__DATA LISTING__.
------------------------------
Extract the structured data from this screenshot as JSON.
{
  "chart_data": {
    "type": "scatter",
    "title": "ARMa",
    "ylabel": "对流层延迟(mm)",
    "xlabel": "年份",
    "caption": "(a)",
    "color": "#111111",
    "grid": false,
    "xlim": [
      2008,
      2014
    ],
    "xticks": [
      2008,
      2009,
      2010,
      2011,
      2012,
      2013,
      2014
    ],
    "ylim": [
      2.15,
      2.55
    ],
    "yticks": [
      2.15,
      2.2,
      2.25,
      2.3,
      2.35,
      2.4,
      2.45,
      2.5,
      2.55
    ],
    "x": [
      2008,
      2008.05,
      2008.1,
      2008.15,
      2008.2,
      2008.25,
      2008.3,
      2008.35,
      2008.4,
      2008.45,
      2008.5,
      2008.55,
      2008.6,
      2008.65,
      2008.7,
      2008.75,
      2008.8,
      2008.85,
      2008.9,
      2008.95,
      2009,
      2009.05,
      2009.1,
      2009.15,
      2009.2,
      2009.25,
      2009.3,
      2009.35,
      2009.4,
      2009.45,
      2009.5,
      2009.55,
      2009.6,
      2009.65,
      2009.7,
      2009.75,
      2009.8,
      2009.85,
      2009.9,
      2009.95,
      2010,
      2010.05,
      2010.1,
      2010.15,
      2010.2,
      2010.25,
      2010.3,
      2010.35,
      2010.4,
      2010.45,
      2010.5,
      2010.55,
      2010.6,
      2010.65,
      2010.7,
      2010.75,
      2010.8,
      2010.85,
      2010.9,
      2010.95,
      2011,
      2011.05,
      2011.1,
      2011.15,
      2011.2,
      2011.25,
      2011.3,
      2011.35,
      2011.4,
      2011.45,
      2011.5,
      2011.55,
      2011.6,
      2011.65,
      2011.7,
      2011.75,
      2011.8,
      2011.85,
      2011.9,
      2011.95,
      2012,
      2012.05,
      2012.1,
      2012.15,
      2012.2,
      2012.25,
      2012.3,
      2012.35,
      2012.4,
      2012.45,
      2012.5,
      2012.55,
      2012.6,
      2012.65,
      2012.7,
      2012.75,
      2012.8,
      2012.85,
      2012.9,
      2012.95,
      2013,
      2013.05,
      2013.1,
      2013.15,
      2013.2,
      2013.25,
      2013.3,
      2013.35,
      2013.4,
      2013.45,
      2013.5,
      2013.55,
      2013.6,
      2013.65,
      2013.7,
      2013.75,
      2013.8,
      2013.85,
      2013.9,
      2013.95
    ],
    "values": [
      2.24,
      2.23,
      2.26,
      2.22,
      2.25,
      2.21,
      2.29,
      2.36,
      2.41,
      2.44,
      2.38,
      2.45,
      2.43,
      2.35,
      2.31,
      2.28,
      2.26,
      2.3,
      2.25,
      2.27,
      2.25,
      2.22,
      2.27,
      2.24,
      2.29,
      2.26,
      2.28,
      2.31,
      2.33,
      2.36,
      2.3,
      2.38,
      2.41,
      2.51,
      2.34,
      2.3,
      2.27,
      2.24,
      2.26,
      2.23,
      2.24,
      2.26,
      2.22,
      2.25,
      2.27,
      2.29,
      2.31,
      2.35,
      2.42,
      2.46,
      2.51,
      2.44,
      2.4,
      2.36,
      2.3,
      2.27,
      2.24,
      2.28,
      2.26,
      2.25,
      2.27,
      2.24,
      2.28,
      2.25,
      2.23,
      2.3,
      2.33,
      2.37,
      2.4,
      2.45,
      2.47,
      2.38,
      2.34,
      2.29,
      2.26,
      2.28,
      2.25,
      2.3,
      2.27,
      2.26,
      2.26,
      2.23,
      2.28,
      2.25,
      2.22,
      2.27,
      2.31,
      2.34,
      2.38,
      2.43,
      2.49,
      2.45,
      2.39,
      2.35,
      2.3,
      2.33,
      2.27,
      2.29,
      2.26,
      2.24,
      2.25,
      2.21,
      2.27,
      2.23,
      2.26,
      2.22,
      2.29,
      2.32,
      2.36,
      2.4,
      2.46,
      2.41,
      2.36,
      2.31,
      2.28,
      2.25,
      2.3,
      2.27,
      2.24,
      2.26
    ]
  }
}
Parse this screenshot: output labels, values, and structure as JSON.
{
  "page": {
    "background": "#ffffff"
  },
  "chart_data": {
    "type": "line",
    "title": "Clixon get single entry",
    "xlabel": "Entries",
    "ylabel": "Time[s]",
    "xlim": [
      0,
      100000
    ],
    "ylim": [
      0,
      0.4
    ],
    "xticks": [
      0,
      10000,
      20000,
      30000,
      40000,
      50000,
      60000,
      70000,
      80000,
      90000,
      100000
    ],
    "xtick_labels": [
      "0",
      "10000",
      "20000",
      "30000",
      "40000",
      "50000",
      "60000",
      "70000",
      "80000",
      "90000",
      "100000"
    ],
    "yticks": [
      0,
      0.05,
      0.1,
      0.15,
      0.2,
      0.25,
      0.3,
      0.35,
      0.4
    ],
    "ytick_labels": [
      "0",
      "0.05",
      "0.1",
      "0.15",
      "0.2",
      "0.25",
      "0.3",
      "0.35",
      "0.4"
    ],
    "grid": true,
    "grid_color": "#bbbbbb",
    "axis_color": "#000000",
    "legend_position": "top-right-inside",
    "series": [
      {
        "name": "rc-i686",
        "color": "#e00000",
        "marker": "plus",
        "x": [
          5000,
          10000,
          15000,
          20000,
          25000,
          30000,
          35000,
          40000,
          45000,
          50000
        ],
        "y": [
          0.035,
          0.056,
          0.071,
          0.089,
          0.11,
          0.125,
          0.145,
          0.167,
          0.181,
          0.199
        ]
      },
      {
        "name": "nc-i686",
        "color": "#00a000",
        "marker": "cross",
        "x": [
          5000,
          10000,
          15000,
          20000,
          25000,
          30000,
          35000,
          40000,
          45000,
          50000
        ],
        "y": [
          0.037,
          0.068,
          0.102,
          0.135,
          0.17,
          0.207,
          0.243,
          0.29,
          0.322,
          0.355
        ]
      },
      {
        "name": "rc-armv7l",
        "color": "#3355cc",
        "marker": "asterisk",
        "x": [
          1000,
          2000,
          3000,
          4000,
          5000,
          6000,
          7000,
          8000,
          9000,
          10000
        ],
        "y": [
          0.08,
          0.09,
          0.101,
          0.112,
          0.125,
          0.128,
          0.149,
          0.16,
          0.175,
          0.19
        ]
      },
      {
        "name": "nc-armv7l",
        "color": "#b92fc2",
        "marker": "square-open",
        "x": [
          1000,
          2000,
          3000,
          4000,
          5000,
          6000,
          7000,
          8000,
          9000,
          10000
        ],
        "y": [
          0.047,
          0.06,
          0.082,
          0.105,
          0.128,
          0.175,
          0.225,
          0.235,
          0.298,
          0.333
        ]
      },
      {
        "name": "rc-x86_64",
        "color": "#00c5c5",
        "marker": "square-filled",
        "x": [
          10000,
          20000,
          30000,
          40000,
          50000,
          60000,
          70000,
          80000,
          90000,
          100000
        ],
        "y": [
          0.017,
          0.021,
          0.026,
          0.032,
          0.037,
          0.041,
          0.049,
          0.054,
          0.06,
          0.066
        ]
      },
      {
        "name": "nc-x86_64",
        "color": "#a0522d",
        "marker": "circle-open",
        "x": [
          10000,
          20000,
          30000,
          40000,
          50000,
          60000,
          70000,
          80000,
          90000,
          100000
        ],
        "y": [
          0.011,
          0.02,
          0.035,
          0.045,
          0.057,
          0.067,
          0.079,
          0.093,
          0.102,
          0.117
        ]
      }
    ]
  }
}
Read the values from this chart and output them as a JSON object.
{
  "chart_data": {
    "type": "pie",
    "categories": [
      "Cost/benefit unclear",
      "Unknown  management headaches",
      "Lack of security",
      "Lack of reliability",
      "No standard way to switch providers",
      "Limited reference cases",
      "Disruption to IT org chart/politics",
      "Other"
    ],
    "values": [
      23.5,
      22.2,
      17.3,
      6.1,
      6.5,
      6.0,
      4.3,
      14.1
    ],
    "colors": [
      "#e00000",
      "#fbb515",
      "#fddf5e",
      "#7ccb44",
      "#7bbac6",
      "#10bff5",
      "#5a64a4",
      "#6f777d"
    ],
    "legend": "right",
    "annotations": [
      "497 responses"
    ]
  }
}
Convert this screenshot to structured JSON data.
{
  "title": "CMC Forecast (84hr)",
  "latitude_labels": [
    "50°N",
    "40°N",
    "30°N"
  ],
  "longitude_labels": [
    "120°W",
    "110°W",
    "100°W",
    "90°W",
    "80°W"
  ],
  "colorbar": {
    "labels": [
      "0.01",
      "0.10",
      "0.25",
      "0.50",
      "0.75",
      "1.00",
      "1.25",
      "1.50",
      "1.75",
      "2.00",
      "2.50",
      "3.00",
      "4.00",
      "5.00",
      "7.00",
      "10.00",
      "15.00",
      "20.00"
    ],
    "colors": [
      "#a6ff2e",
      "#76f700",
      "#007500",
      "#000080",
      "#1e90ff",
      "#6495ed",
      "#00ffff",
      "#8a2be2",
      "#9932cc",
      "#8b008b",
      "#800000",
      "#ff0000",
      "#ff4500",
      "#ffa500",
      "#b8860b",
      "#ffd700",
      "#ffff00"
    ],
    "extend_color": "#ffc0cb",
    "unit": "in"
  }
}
------------------------------
__EXERCISE REQUIREMENTS__.
Starting at the line that contains "Convert this screenshot", copy each line exactly through the end of the listing above. Include that first line and the last one, and add nothing.

__RESPONSE BELOW__.
Convert this screenshot to structured JSON data.
{
  "title": "CMC Forecast (84hr)",
  "latitude_labels": [
    "50°N",
    "40°N",
    "30°N"
  ],
  "longitude_labels": [
    "120°W",
    "110°W",
    "100°W",
    "90°W",
    "80°W"
  ],
  "colorbar": {
    "labels": [
      "0.01",
      "0.10",
      "0.25",
      "0.50",
      "0.75",
      "1.00",
      "1.25",
      "1.50",
      "1.75",
      "2.00",
      "2.50",
      "3.00",
      "4.00",
      "5.00",
      "7.00",
      "10.00",
      "15.00",
      "20.00"
    ],
    "colors": [
      "#a6ff2e",
      "#76f700",
      "#007500",
      "#000080",
      "#1e90ff",
      "#6495ed",
      "#00ffff",
      "#8a2be2",
      "#9932cc",
      "#8b008b",
      "#800000",
      "#ff0000",
      "#ff4500",
      "#ffa500",
      "#b8860b",
      "#ffd700",
      "#ffff00"
    ],
    "extend_color": "#ffc0cb",
    "unit": "in"
  }
}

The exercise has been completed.